§ Document section:
Mere Mortals Ltd
- Company type: Private
- Industry: Video games
- Genre: Video games
- Founded: 1999
- Founder: David Jeffries; Graeme Love;
- Headquarters: Newcastle upon Tyne, North East England
- Parent: Independent

= Mere Mortals =

UK video game developer

Established in 1999, Mere Mortals was a British video game developer based in Newcastle upon Tyne. It announced its withdrawal from games in 2010 and confirmed that decision the next year, intending to work with internet, television and film.

In addition to its games, Mere Mortals contributed to three films by Danny Boyle: Sunshine, 28 Weeks Later and Slumdog Millionaire.

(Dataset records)
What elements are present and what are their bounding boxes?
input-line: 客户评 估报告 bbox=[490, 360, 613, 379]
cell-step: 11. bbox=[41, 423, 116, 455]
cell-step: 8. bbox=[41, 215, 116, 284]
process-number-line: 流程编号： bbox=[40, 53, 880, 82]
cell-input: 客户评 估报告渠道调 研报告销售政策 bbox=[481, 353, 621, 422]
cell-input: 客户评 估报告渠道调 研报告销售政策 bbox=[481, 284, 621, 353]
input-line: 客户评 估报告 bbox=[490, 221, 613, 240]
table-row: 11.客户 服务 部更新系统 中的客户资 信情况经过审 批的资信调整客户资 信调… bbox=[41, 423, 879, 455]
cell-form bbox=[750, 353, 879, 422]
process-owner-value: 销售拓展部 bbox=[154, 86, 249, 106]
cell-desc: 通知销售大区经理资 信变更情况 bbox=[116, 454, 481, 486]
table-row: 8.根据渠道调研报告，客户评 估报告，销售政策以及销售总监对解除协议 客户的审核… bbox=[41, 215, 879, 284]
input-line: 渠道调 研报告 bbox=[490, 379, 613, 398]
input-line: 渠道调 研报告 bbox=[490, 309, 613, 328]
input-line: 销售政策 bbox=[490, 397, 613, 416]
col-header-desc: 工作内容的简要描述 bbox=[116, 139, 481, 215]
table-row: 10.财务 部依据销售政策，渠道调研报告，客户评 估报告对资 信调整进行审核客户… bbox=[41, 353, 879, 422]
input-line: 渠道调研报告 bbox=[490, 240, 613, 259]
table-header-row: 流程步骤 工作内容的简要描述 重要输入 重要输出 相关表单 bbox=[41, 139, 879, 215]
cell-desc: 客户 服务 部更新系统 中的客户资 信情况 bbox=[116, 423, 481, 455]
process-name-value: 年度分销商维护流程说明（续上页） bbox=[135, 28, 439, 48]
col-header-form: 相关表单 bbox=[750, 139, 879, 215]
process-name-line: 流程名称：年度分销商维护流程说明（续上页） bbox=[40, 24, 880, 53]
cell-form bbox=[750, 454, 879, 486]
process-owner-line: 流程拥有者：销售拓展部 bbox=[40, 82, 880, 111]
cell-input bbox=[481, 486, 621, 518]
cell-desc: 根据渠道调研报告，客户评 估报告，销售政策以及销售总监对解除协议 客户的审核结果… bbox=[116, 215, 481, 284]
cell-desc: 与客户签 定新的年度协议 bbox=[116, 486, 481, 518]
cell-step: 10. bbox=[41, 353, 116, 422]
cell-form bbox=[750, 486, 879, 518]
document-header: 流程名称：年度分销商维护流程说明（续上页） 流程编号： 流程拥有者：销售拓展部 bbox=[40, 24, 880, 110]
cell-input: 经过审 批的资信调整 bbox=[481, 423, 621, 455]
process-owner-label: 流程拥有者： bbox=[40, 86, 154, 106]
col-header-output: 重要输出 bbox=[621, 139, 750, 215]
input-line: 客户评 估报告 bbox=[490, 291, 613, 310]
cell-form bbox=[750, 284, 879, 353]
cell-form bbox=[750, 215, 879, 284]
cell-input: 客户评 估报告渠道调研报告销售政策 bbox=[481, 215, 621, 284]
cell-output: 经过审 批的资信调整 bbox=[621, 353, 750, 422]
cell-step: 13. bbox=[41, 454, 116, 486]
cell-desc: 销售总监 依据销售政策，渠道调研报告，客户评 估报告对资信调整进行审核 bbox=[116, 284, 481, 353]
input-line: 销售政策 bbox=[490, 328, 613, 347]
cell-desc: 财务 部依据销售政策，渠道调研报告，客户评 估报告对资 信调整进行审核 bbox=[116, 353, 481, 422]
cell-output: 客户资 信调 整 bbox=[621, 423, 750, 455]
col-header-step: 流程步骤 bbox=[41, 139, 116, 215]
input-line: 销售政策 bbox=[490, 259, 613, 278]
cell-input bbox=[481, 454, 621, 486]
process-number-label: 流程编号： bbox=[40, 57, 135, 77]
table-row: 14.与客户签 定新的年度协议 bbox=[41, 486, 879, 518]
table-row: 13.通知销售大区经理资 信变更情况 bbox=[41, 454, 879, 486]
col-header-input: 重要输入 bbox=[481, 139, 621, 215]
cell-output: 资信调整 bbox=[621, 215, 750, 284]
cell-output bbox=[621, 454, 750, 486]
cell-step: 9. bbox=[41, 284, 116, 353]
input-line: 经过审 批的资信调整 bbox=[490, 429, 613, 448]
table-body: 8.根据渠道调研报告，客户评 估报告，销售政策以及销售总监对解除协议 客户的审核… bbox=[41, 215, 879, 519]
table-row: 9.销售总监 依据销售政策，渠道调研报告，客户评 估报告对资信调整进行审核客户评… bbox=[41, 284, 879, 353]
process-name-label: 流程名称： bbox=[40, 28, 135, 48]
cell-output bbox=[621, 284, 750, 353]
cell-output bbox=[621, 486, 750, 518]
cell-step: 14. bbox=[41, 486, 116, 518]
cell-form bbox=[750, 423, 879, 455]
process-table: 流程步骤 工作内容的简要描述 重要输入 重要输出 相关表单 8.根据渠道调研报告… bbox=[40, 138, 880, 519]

§ Exercise:
Please copy the Mere Mortals text between "UK video game" and "television and film.", inclusive, and replace "developer" with "studio". These items are separate material and have no connection to the Mere Mortals text.

§ Answer box:
UK video game studio

Established in 1999, Mere Mortals was a British video game studio based in Newcastle upon Tyne. It announced its withdrawal from games in 2010 and confirmed that decision the next year, intending to work with internet, television and film.